STATED PROBLEM: From the listing below, return each line that includes "caption".

------------------------------------------------------------

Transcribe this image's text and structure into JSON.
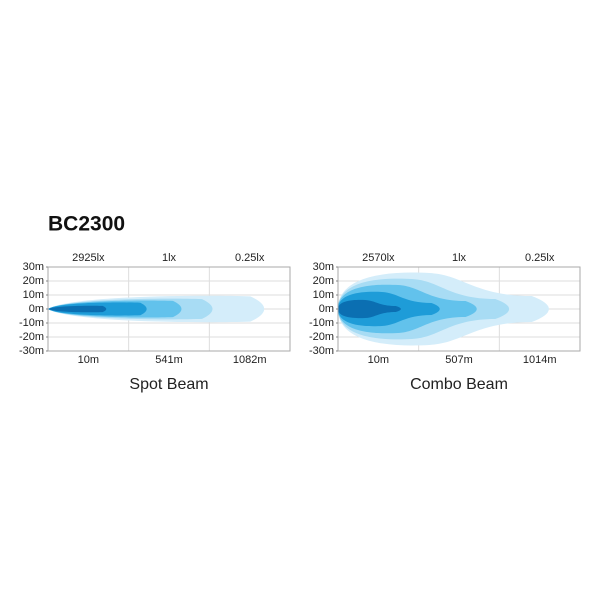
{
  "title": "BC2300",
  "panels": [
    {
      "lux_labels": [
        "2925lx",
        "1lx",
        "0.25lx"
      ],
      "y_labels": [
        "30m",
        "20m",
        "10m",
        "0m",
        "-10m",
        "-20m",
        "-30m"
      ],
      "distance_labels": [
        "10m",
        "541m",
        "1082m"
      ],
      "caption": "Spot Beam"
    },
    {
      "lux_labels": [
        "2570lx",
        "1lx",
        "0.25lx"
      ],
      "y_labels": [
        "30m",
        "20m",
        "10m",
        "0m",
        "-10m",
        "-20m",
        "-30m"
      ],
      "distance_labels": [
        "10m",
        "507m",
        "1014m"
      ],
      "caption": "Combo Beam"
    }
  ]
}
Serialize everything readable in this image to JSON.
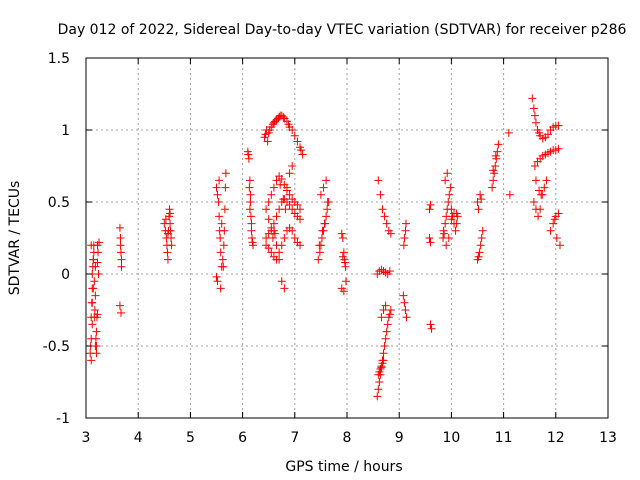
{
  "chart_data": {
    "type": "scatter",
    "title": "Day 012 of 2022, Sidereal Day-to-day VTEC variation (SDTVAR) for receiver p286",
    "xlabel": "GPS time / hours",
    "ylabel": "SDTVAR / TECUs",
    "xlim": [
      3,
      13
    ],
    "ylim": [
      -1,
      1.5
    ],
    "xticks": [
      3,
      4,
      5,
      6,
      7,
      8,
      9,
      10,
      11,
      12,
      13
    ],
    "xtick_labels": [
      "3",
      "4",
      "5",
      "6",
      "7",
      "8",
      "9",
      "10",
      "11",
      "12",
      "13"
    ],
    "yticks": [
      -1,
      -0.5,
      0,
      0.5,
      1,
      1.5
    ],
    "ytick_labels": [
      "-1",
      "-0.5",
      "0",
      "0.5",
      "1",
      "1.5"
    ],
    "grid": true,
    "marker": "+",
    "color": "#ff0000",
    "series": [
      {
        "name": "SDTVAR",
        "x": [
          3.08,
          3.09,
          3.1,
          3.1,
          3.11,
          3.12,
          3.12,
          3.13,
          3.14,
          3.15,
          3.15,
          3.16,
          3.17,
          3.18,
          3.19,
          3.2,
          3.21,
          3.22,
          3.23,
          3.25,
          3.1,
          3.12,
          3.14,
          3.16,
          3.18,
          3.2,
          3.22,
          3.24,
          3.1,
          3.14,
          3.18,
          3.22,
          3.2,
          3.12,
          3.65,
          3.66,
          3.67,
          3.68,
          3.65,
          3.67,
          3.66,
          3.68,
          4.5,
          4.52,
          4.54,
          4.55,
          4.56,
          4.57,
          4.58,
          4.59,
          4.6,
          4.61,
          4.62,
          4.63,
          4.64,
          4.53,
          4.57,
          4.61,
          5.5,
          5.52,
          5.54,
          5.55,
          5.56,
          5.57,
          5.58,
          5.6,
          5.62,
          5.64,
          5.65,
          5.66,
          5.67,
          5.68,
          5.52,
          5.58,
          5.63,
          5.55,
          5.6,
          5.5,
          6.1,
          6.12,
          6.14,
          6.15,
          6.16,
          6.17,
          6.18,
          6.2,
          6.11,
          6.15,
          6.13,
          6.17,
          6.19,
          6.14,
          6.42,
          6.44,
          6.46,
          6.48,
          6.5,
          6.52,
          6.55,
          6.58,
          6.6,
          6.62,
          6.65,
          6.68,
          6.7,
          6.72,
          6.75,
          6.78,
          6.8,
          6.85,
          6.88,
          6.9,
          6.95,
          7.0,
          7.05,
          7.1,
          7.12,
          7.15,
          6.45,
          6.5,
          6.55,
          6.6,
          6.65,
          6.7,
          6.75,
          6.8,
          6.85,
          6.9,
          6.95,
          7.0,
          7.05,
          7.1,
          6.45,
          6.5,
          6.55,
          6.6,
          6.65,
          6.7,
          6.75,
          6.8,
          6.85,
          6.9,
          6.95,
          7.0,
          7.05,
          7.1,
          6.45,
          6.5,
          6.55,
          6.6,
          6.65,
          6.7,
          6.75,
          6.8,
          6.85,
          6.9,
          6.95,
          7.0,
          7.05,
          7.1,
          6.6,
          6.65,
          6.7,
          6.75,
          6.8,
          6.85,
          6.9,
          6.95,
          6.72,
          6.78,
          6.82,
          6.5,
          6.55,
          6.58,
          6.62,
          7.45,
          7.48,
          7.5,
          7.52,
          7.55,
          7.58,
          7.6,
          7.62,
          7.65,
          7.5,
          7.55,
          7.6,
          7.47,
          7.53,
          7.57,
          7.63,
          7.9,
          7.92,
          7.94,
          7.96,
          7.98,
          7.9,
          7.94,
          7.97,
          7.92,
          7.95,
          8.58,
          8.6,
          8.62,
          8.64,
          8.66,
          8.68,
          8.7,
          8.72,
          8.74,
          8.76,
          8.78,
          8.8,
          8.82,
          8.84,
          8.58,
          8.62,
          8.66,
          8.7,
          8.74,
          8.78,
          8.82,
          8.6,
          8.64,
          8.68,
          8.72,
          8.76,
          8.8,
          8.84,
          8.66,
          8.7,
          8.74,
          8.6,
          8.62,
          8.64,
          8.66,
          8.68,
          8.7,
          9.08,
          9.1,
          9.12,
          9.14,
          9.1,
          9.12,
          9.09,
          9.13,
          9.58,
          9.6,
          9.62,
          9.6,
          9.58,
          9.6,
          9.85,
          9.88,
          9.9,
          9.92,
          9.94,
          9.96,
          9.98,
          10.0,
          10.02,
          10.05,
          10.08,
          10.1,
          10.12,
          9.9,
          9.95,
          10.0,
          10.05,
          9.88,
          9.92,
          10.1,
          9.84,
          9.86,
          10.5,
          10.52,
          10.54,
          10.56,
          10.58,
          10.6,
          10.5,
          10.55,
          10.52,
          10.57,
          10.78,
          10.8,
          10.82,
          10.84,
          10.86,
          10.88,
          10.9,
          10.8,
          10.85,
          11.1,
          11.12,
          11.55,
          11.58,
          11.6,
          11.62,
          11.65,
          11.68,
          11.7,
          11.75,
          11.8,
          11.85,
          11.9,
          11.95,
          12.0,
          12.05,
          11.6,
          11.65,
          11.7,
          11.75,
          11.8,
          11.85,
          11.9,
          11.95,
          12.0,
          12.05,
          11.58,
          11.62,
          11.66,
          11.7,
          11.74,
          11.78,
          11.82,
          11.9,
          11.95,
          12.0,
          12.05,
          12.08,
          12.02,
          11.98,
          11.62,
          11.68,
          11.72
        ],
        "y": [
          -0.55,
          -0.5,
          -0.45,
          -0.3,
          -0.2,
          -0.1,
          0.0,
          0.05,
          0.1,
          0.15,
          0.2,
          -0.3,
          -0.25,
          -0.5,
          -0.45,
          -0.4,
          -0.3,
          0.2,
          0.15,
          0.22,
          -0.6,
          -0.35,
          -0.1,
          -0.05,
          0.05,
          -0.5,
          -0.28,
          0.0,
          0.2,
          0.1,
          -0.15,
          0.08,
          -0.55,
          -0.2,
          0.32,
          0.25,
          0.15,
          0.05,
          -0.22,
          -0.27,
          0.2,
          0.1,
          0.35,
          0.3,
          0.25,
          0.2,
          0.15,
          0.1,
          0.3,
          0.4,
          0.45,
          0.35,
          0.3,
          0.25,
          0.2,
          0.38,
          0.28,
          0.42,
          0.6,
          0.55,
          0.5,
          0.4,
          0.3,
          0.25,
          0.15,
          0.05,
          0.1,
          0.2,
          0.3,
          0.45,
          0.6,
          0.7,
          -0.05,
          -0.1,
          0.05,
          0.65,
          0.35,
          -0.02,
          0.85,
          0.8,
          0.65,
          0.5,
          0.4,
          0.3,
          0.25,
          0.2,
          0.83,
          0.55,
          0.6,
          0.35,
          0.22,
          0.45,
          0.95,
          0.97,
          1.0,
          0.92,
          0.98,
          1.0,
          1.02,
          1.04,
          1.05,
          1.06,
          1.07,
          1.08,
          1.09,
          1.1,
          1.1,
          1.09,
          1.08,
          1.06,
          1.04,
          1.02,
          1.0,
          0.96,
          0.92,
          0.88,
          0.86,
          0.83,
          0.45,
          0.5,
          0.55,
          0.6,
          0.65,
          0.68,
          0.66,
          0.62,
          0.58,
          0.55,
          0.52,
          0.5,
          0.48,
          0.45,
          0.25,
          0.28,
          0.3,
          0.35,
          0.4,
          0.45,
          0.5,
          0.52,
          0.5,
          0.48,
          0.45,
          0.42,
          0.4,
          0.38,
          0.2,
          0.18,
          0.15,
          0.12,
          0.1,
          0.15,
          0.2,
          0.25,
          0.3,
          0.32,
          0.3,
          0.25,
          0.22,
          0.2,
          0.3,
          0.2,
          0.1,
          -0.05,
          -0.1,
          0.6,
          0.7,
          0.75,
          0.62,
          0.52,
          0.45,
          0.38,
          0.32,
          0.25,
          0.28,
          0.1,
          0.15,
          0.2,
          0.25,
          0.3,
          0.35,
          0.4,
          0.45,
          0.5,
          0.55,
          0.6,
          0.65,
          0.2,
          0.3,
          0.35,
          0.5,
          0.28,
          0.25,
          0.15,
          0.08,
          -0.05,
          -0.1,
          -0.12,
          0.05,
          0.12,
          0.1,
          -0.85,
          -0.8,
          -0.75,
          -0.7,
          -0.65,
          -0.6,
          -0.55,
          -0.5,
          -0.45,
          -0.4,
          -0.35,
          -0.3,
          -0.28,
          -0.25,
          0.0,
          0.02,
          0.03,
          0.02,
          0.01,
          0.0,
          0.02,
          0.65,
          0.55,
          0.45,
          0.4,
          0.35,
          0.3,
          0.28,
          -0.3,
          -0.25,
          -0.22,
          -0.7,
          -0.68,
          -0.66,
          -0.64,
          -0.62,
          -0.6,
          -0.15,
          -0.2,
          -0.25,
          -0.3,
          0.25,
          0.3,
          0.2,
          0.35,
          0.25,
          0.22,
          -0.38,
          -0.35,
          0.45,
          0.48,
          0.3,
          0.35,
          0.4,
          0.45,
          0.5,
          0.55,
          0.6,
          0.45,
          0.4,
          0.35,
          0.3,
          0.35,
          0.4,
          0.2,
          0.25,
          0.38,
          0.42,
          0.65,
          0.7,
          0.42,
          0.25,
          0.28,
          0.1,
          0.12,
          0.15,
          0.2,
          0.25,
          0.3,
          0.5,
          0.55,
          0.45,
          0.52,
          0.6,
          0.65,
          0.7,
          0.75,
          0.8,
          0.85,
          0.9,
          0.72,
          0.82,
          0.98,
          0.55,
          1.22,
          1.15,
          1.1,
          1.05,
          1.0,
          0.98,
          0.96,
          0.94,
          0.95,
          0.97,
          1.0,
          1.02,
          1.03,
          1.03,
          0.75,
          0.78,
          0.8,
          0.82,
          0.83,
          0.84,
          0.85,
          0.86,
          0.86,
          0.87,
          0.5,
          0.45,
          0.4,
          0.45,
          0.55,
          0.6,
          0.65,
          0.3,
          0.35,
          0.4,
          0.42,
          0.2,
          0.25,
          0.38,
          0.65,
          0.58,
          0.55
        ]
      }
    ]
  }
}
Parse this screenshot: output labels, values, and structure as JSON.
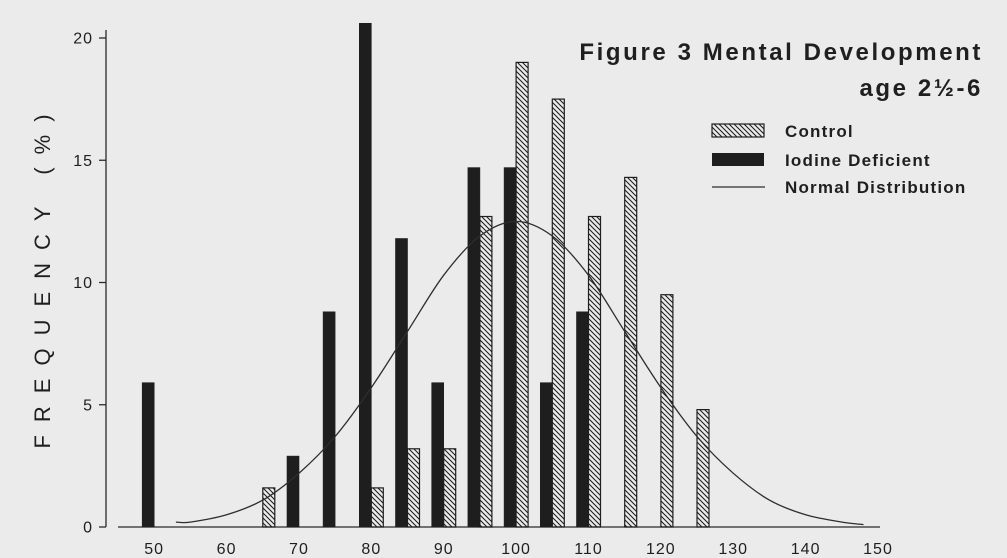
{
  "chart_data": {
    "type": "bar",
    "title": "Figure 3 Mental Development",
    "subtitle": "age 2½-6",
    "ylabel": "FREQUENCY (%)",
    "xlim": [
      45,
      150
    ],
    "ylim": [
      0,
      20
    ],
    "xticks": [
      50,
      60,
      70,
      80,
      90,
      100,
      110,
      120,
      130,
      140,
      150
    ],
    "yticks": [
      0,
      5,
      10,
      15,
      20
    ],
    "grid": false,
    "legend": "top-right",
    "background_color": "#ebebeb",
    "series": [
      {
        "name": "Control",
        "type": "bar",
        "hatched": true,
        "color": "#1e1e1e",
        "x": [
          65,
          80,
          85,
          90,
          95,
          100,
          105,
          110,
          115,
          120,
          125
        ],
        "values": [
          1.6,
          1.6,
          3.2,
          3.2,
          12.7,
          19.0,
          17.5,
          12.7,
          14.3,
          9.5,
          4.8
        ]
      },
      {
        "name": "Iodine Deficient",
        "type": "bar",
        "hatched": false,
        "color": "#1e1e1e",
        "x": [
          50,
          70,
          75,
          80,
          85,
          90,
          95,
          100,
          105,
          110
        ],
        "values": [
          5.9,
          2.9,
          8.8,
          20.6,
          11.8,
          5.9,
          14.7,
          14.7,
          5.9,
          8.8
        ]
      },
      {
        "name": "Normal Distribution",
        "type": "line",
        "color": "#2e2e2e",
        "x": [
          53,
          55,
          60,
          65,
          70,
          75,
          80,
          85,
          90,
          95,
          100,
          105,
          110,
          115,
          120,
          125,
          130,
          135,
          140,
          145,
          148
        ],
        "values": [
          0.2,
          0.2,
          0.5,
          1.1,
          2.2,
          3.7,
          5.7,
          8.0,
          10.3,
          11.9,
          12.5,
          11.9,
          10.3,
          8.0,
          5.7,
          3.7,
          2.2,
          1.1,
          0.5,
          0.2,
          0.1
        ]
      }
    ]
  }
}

------------------------------------------------------------

REPLY TO THE EXERCISE:
      "caption": "Spot Beam"
      "caption": "Combo Beam"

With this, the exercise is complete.